* TO DO:
Reproduce each of the items below verbatim, line for line.

#### DATA SUPPLIED

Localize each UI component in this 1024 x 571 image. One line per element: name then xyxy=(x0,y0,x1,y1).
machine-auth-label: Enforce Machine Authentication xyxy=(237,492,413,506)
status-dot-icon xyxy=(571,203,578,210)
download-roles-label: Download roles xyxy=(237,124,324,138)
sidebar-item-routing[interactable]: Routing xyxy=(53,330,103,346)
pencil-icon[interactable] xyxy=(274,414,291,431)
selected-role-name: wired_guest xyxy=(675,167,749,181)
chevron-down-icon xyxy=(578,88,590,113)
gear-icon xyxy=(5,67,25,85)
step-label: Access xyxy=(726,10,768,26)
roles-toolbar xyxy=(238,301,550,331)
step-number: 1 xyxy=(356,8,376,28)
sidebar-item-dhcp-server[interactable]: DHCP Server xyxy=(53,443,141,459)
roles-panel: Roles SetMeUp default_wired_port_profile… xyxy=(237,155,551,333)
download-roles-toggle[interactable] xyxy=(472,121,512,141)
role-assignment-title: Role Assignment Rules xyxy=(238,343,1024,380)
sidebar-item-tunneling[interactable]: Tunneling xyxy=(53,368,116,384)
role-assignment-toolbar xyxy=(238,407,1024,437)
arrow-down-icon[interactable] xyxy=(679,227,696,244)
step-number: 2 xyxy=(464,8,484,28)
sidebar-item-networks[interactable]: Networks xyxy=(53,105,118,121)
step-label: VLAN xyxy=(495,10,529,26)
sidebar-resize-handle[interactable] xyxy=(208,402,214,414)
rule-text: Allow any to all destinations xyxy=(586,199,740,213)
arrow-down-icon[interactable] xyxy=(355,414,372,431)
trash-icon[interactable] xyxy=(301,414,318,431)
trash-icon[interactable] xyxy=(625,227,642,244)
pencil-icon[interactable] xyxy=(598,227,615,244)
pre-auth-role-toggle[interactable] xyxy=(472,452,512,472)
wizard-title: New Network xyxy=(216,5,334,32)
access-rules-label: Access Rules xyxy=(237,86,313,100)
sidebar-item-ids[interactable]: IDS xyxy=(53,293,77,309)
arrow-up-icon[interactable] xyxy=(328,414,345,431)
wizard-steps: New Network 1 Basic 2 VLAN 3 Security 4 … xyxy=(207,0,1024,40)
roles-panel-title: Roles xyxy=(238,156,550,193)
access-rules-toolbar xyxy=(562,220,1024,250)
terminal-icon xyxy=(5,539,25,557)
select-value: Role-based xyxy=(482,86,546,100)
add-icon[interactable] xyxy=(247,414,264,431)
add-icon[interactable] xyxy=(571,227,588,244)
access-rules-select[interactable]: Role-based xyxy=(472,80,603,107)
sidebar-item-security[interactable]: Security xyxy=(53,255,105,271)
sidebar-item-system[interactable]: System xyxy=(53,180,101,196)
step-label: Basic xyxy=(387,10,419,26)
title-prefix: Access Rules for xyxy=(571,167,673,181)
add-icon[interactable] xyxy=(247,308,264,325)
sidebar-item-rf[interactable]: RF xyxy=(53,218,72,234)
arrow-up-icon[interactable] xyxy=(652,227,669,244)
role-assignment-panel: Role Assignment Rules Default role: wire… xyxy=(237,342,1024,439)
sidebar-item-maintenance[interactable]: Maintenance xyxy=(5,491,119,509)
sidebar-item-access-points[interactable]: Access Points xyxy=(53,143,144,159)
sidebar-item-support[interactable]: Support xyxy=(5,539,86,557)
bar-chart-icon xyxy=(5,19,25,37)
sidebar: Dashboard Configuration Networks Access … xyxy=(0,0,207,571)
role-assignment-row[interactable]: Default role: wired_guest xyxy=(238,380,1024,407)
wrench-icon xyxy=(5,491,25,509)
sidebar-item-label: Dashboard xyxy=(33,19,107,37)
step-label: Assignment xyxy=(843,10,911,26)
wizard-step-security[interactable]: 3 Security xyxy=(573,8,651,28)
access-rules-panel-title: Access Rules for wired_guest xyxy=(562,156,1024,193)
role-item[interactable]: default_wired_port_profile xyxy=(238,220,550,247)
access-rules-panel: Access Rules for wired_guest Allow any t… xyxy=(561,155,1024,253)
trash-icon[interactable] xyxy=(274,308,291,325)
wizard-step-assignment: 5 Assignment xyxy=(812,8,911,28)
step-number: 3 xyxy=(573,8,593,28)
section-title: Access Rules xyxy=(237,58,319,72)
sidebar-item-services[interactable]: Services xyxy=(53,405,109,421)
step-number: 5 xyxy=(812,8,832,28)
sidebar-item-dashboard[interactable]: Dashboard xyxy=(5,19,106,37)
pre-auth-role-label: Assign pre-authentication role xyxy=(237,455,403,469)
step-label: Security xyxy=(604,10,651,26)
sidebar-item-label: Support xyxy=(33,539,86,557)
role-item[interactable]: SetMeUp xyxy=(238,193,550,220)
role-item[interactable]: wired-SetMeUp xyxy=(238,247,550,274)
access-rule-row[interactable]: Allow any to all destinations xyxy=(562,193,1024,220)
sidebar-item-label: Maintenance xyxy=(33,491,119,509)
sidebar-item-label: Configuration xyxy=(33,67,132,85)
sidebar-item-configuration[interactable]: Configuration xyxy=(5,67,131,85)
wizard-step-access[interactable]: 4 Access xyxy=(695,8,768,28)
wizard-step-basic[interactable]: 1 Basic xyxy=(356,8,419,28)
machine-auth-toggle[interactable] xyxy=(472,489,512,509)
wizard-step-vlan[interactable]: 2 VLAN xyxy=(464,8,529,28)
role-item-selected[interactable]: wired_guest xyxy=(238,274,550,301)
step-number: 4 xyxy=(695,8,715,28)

########

* EXERCISE ANSWER:
Localize each UI component in this 1024 x 571 image. One line per element: name then xyxy=(x0,y0,x1,y1).
machine-auth-label: Enforce Machine Authentication xyxy=(237,492,413,506)
status-dot-icon xyxy=(571,203,578,210)
download-roles-label: Download roles xyxy=(237,124,324,138)
sidebar-item-routing[interactable]: Routing xyxy=(53,330,103,346)
pencil-icon[interactable] xyxy=(274,414,291,431)
selected-role-name: wired_guest xyxy=(675,167,749,181)
chevron-down-icon xyxy=(578,88,590,113)
gear-icon xyxy=(5,67,25,85)
step-label: Access xyxy=(726,10,768,26)
roles-toolbar xyxy=(238,301,550,331)
step-number: 1 xyxy=(356,8,376,28)
sidebar-item-dhcp-server[interactable]: DHCP Server xyxy=(53,443,141,459)
roles-panel: Roles SetMeUp default_wired_port_profile… xyxy=(237,155,551,333)
download-roles-toggle[interactable] xyxy=(472,121,512,141)
role-assignment-title: Role Assignment Rules xyxy=(238,343,1024,380)
sidebar-item-tunneling[interactable]: Tunneling xyxy=(53,368,116,384)
role-assignment-toolbar xyxy=(238,407,1024,437)
arrow-down-icon[interactable] xyxy=(679,227,696,244)
step-number: 2 xyxy=(464,8,484,28)
sidebar-item-networks[interactable]: Networks xyxy=(53,105,118,121)
step-label: VLAN xyxy=(495,10,529,26)
sidebar-resize-handle[interactable] xyxy=(208,402,214,414)
rule-text: Allow any to all destinations xyxy=(586,199,740,213)
arrow-down-icon[interactable] xyxy=(355,414,372,431)
trash-icon[interactable] xyxy=(301,414,318,431)
trash-icon[interactable] xyxy=(625,227,642,244)
pencil-icon[interactable] xyxy=(598,227,615,244)
pre-auth-role-toggle[interactable] xyxy=(472,452,512,472)
wizard-title: New Network xyxy=(216,5,334,32)
access-rules-label: Access Rules xyxy=(237,86,313,100)
sidebar-item-ids[interactable]: IDS xyxy=(53,293,77,309)
arrow-up-icon[interactable] xyxy=(328,414,345,431)
wizard-steps: New Network 1 Basic 2 VLAN 3 Security 4 … xyxy=(207,0,1024,40)
roles-panel-title: Roles xyxy=(238,156,550,193)
access-rules-toolbar xyxy=(562,220,1024,250)
terminal-icon xyxy=(5,539,25,557)
select-value: Role-based xyxy=(482,86,546,100)
add-icon[interactable] xyxy=(247,414,264,431)
add-icon[interactable] xyxy=(571,227,588,244)
access-rules-select[interactable]: Role-based xyxy=(472,80,603,107)
sidebar-item-security[interactable]: Security xyxy=(53,255,105,271)
sidebar-item-system[interactable]: System xyxy=(53,180,101,196)
step-label: Basic xyxy=(387,10,419,26)
title-prefix: Access Rules for xyxy=(571,167,673,181)
add-icon[interactable] xyxy=(247,308,264,325)
sidebar-item-rf[interactable]: RF xyxy=(53,218,72,234)
arrow-up-icon[interactable] xyxy=(652,227,669,244)
role-assignment-panel: Role Assignment Rules Default role: wire… xyxy=(237,342,1024,439)
sidebar-item-maintenance[interactable]: Maintenance xyxy=(5,491,119,509)
sidebar-item-access-points[interactable]: Access Points xyxy=(53,143,144,159)
sidebar-item-support[interactable]: Support xyxy=(5,539,86,557)
bar-chart-icon xyxy=(5,19,25,37)
sidebar: Dashboard Configuration Networks Access … xyxy=(0,0,207,571)
role-assignment-row[interactable]: Default role: wired_guest xyxy=(238,380,1024,407)
wrench-icon xyxy=(5,491,25,509)
sidebar-item-label: Dashboard xyxy=(33,19,107,37)
step-label: Assignment xyxy=(843,10,911,26)
wizard-step-security[interactable]: 3 Security xyxy=(573,8,651,28)
access-rules-panel-title: Access Rules for wired_guest xyxy=(562,156,1024,193)
role-item[interactable]: default_wired_port_profile xyxy=(238,220,550,247)
access-rules-panel: Access Rules for wired_guest Allow any t… xyxy=(561,155,1024,253)
trash-icon[interactable] xyxy=(274,308,291,325)
wizard-step-assignment: 5 Assignment xyxy=(812,8,911,28)
step-number: 3 xyxy=(573,8,593,28)
section-title: Access Rules xyxy=(237,58,319,72)
sidebar-item-services[interactable]: Services xyxy=(53,405,109,421)
step-number: 5 xyxy=(812,8,832,28)
sidebar-item-dashboard[interactable]: Dashboard xyxy=(5,19,106,37)
pre-auth-role-label: Assign pre-authentication role xyxy=(237,455,403,469)
step-label: Security xyxy=(604,10,651,26)
sidebar-item-label: Support xyxy=(33,539,86,557)
role-item[interactable]: SetMeUp xyxy=(238,193,550,220)
role-item[interactable]: wired-SetMeUp xyxy=(238,247,550,274)
access-rule-row[interactable]: Allow any to all destinations xyxy=(562,193,1024,220)
sidebar-item-label: Maintenance xyxy=(33,491,119,509)
sidebar-item-label: Configuration xyxy=(33,67,132,85)
sidebar-item-configuration[interactable]: Configuration xyxy=(5,67,131,85)
wizard-step-access[interactable]: 4 Access xyxy=(695,8,768,28)
wizard-step-basic[interactable]: 1 Basic xyxy=(356,8,419,28)
machine-auth-toggle[interactable] xyxy=(472,489,512,509)
wizard-step-vlan[interactable]: 2 VLAN xyxy=(464,8,529,28)
role-item-selected[interactable]: wired_guest xyxy=(238,274,550,301)
step-number: 4 xyxy=(695,8,715,28)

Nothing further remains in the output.